TASK DETAILS: Each line that holds the word "dich" counts once; report how many lines do so and nothing else.
-- START RECORDS SUPPLIED --
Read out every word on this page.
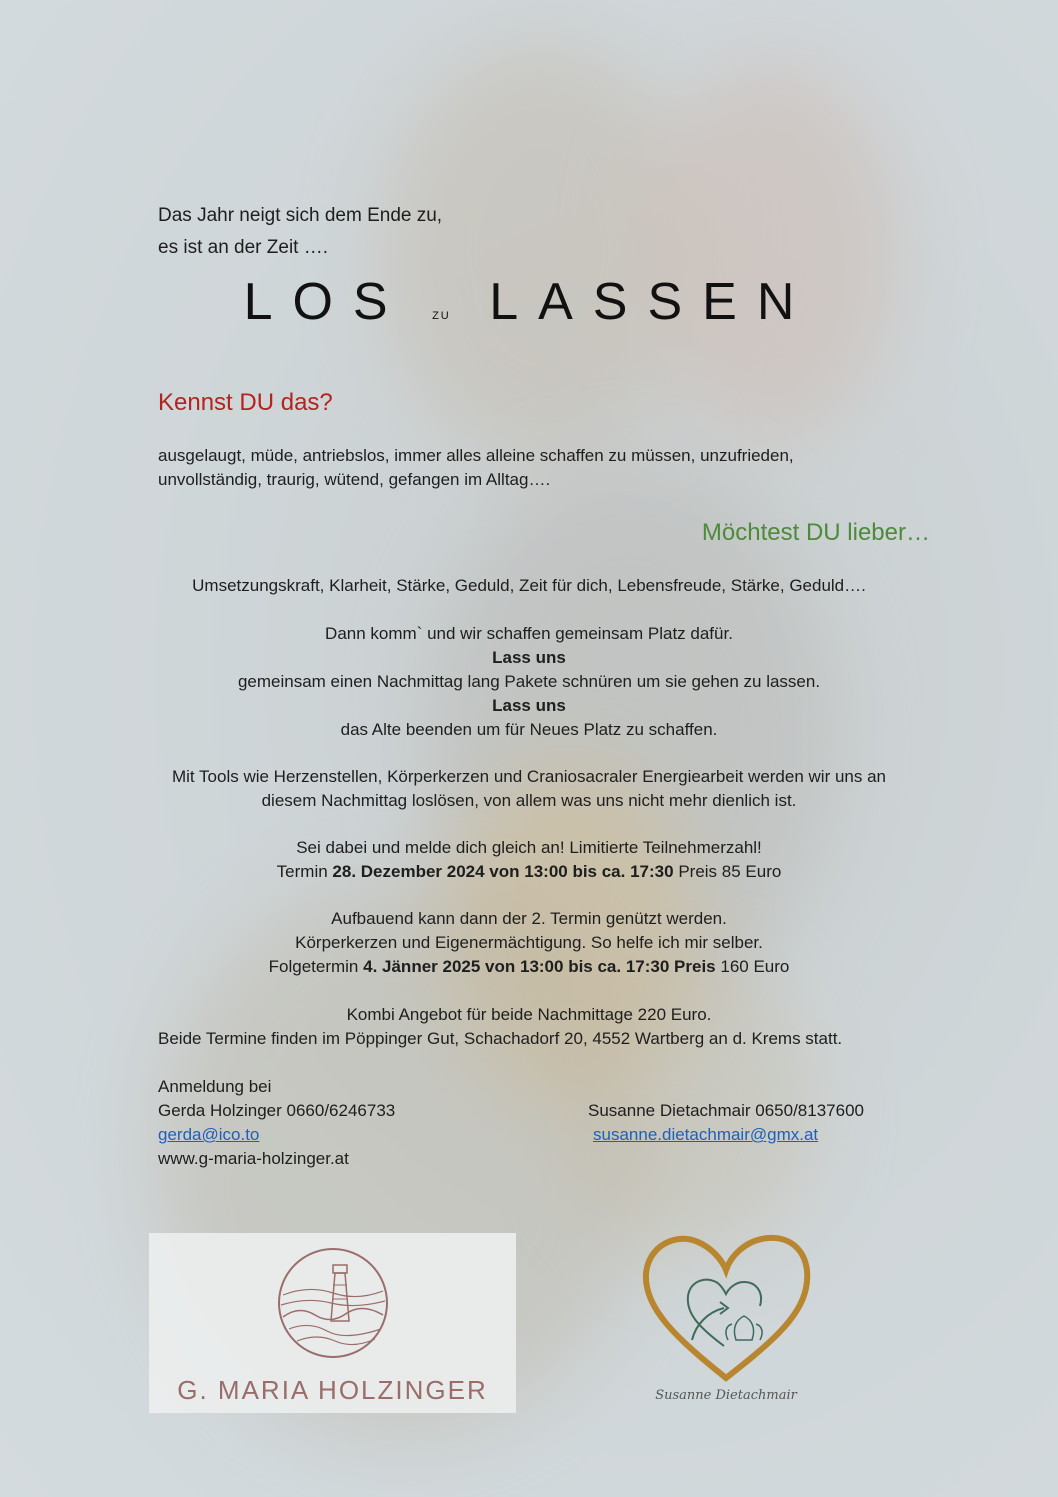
Das Jahr neigt sich dem Ende zu,
es ist an der Zeit ….
LOS ZU LASSEN
Kennst DU das?
ausgelaugt, müde, antriebslos, immer alles alleine schaffen zu müssen, unzufrieden,
unvollständig, traurig, wütend, gefangen im Alltag….
Möchtest DU lieber…
Umsetzungskraft, Klarheit, Stärke, Geduld, Zeit für dich, Lebensfreude, Stärke, Geduld….
Dann komm` und wir schaffen gemeinsam Platz dafür.
Lass uns
gemeinsam einen Nachmittag lang Pakete schnüren um sie gehen zu lassen.
Lass uns
das Alte beenden um für Neues Platz zu schaffen.
Mit Tools wie Herzenstellen, Körperkerzen und Craniosacraler Energiearbeit werden wir uns an
diesem Nachmittag loslösen, von allem was uns nicht mehr dienlich ist.
Sei dabei und melde dich gleich an! Limitierte Teilnehmerzahl!
Termin 28. Dezember 2024 von 13:00 bis ca. 17:30 Preis 85 Euro
Aufbauend kann dann der 2. Termin genützt werden.
Körperkerzen und Eigenermächtigung. So helfe ich mir selber.
Folgetermin 4. Jänner 2025 von 13:00 bis ca. 17:30 Preis 160 Euro
Kombi Angebot für beide Nachmittage 220 Euro.
Beide Termine finden im Pöppinger Gut, Schachadorf 20, 4552 Wartberg an d. Krems statt.
Anmeldung bei
Gerda Holzinger 0660/6246733
gerda@ico.to
www.g-maria-holzinger.at
Susanne Dietachmair 0650/8137600
susanne.dietachmair@gmx.at
G. MARIA HOLZINGER	Susanne Dietachmair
-- END RECORDS SUPPLIED --
EXERCISE RESPONSE: 2